Exercise objective: Restate each of the lines given below, word for word.

Stored data:
______

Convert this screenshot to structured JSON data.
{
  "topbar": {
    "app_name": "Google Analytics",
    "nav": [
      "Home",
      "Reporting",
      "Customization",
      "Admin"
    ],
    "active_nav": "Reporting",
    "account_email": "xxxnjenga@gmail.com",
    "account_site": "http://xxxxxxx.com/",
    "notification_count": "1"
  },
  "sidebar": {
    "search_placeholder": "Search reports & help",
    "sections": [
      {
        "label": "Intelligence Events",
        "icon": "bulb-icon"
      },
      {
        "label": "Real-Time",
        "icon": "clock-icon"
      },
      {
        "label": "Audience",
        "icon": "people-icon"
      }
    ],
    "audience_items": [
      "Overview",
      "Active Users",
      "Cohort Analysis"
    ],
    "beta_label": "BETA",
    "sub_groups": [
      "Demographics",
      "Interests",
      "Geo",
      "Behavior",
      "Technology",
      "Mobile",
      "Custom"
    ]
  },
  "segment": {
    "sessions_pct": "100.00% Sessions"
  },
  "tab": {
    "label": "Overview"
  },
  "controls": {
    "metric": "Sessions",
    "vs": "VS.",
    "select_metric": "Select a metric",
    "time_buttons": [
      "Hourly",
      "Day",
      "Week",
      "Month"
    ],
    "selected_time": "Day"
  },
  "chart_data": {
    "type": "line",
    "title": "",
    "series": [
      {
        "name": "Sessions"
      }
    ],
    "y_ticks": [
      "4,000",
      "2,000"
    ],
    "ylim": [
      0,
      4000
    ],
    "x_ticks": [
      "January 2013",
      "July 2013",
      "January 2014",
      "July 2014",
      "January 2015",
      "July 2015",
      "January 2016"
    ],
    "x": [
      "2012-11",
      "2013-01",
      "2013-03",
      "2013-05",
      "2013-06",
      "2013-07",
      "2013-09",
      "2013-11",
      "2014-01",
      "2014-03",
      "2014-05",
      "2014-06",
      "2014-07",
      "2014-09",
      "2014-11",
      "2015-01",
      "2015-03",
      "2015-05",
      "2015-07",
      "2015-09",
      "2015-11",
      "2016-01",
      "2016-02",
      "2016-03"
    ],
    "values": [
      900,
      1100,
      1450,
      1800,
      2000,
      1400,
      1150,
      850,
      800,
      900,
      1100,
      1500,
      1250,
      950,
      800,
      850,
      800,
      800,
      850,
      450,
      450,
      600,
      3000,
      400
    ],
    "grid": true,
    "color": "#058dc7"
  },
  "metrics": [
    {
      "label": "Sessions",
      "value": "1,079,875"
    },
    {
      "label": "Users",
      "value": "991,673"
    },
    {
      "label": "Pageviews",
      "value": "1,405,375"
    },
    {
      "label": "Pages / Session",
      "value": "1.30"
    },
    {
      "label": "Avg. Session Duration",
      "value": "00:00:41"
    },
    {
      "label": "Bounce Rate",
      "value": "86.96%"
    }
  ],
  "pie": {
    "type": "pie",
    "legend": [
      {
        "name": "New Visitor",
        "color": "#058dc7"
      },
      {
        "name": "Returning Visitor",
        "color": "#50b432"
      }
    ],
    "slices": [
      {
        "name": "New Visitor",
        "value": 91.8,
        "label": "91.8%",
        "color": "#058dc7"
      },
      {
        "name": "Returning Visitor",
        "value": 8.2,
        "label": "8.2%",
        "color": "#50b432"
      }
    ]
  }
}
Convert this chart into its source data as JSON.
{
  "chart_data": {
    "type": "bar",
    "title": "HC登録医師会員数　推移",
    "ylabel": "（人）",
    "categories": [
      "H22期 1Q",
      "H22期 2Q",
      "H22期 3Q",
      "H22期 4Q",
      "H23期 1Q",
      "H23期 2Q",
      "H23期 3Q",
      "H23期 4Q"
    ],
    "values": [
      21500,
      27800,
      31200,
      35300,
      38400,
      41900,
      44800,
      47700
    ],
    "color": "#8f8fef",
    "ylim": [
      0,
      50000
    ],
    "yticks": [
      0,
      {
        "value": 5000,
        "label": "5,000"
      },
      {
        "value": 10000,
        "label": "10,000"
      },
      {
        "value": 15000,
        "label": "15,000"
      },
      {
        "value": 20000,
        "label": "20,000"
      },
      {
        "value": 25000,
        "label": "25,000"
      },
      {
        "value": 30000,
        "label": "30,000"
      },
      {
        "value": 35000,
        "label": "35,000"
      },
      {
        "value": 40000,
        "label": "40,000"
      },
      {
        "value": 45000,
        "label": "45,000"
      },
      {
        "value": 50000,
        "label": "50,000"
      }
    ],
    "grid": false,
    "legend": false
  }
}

______

Output for this task:
Convert this screenshot to structured JSON data.
{
  "topbar": {
    "app_name": "Google Analytics",
    "nav": [
      "Home",
      "Reporting",
      "Customization",
      "Admin"
    ],
    "active_nav": "Reporting",
    "account_email": "xxxnjenga@gmail.com",
    "account_site": "http://xxxxxxx.com/",
    "notification_count": "1"
  },
  "sidebar": {
    "search_placeholder": "Search reports & help",
    "sections": [
      {
        "label": "Intelligence Events",
        "icon": "bulb-icon"
      },
      {
        "label": "Real-Time",
        "icon": "clock-icon"
      },
      {
        "label": "Audience",
        "icon": "people-icon"
      }
    ],
    "audience_items": [
      "Overview",
      "Active Users",
      "Cohort Analysis"
    ],
    "beta_label": "BETA",
    "sub_groups": [
      "Demographics",
      "Interests",
      "Geo",
      "Behavior",
      "Technology",
      "Mobile",
      "Custom"
    ]
  },
  "segment": {
    "sessions_pct": "100.00% Sessions"
  },
  "tab": {
    "label": "Overview"
  },
  "controls": {
    "metric": "Sessions",
    "vs": "VS.",
    "select_metric": "Select a metric",
    "time_buttons": [
      "Hourly",
      "Day",
      "Week",
      "Month"
    ],
    "selected_time": "Day"
  },
  "chart_data": {
    "type": "line",
    "title": "",
    "series": [
      {
        "name": "Sessions"
      }
    ],
    "y_ticks": [
      "4,000",
      "2,000"
    ],
    "ylim": [
      0,
      4000
    ],
    "x_ticks": [
      "January 2013",
      "July 2013",
      "January 2014",
      "July 2014",
      "January 2015",
      "July 2015",
      "January 2016"
    ],
    "x": [
      "2012-11",
      "2013-01",
      "2013-03",
      "2013-05",
      "2013-06",
      "2013-07",
      "2013-09",
      "2013-11",
      "2014-01",
      "2014-03",
      "2014-05",
      "2014-06",
      "2014-07",
      "2014-09",
      "2014-11",
      "2015-01",
      "2015-03",
      "2015-05",
      "2015-07",
      "2015-09",
      "2015-11",
      "2016-01",
      "2016-02",
      "2016-03"
    ],
    "values": [
      900,
      1100,
      1450,
      1800,
      2000,
      1400,
      1150,
      850,
      800,
      900,
      1100,
      1500,
      1250,
      950,
      800,
      850,
      800,
      800,
      850,
      450,
      450,
      600,
      3000,
      400
    ],
    "grid": true,
    "color": "#058dc7"
  },
  "metrics": [
    {
      "label": "Sessions",
      "value": "1,079,875"
    },
    {
      "label": "Users",
      "value": "991,673"
    },
    {
      "label": "Pageviews",
      "value": "1,405,375"
    },
    {
      "label": "Pages / Session",
      "value": "1.30"
    },
    {
      "label": "Avg. Session Duration",
      "value": "00:00:41"
    },
    {
      "label": "Bounce Rate",
      "value": "86.96%"
    }
  ],
  "pie": {
    "type": "pie",
    "legend": [
      {
        "name": "New Visitor",
        "color": "#058dc7"
      },
      {
        "name": "Returning Visitor",
        "color": "#50b432"
      }
    ],
    "slices": [
      {
        "name": "New Visitor",
        "value": 91.8,
        "label": "91.8%",
        "color": "#058dc7"
      },
      {
        "name": "Returning Visitor",
        "value": 8.2,
        "label": "8.2%",
        "color": "#50b432"
      }
    ]
  }
}
Convert this chart into its source data as JSON.
{
  "chart_data": {
    "type": "bar",
    "title": "HC登録医師会員数　推移",
    "ylabel": "（人）",
    "categories": [
      "H22期 1Q",
      "H22期 2Q",
      "H22期 3Q",
      "H22期 4Q",
      "H23期 1Q",
      "H23期 2Q",
      "H23期 3Q",
      "H23期 4Q"
    ],
    "values": [
      21500,
      27800,
      31200,
      35300,
      38400,
      41900,
      44800,
      47700
    ],
    "color": "#8f8fef",
    "ylim": [
      0,
      50000
    ],
    "yticks": [
      0,
      {
        "value": 5000,
        "label": "5,000"
      },
      {
        "value": 10000,
        "label": "10,000"
      },
      {
        "value": 15000,
        "label": "15,000"
      },
      {
        "value": 20000,
        "label": "20,000"
      },
      {
        "value": 25000,
        "label": "25,000"
      },
      {
        "value": 30000,
        "label": "30,000"
      },
      {
        "value": 35000,
        "label": "35,000"
      },
      {
        "value": 40000,
        "label": "40,000"
      },
      {
        "value": 45000,
        "label": "45,000"
      },
      {
        "value": 50000,
        "label": "50,000"
      }
    ],
    "grid": false,
    "legend": false
  }
}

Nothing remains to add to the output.